### Your goal
Transcribe all the records with complete accuracy.

Dataset excerpt
===============
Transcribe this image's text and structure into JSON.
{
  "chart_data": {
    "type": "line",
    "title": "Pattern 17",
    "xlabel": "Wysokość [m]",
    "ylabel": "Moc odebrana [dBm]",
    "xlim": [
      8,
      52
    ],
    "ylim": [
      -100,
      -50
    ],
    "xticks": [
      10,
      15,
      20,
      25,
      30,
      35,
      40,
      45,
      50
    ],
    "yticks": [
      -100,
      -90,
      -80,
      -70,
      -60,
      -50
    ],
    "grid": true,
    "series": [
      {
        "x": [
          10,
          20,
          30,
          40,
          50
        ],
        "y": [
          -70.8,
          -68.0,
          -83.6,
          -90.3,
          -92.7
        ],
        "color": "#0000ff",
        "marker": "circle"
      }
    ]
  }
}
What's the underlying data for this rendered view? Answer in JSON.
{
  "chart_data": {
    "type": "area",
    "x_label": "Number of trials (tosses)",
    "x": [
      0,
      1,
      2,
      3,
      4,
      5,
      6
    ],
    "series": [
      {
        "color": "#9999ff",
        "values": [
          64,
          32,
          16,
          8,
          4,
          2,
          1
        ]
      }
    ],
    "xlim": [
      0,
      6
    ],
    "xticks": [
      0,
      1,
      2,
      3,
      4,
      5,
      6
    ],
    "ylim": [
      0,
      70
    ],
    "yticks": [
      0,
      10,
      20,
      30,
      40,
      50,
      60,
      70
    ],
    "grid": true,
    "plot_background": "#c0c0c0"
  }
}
===============
### Task response
Transcribe this image's text and structure into JSON.
{
  "chart_data": {
    "type": "line",
    "title": "Pattern 17",
    "xlabel": "Wysokość [m]",
    "ylabel": "Moc odebrana [dBm]",
    "xlim": [
      8,
      52
    ],
    "ylim": [
      -100,
      -50
    ],
    "xticks": [
      10,
      15,
      20,
      25,
      30,
      35,
      40,
      45,
      50
    ],
    "yticks": [
      -100,
      -90,
      -80,
      -70,
      -60,
      -50
    ],
    "grid": true,
    "series": [
      {
        "x": [
          10,
          20,
          30,
          40,
          50
        ],
        "y": [
          -70.8,
          -68.0,
          -83.6,
          -90.3,
          -92.7
        ],
        "color": "#0000ff",
        "marker": "circle"
      }
    ]
  }
}
What's the underlying data for this rendered view? Answer in JSON.
{
  "chart_data": {
    "type": "area",
    "x_label": "Number of trials (tosses)",
    "x": [
      0,
      1,
      2,
      3,
      4,
      5,
      6
    ],
    "series": [
      {
        "color": "#9999ff",
        "values": [
          64,
          32,
          16,
          8,
          4,
          2,
          1
        ]
      }
    ],
    "xlim": [
      0,
      6
    ],
    "xticks": [
      0,
      1,
      2,
      3,
      4,
      5,
      6
    ],
    "ylim": [
      0,
      70
    ],
    "yticks": [
      0,
      10,
      20,
      30,
      40,
      50,
      60,
      70
    ],
    "grid": true,
    "plot_background": "#c0c0c0"
  }
}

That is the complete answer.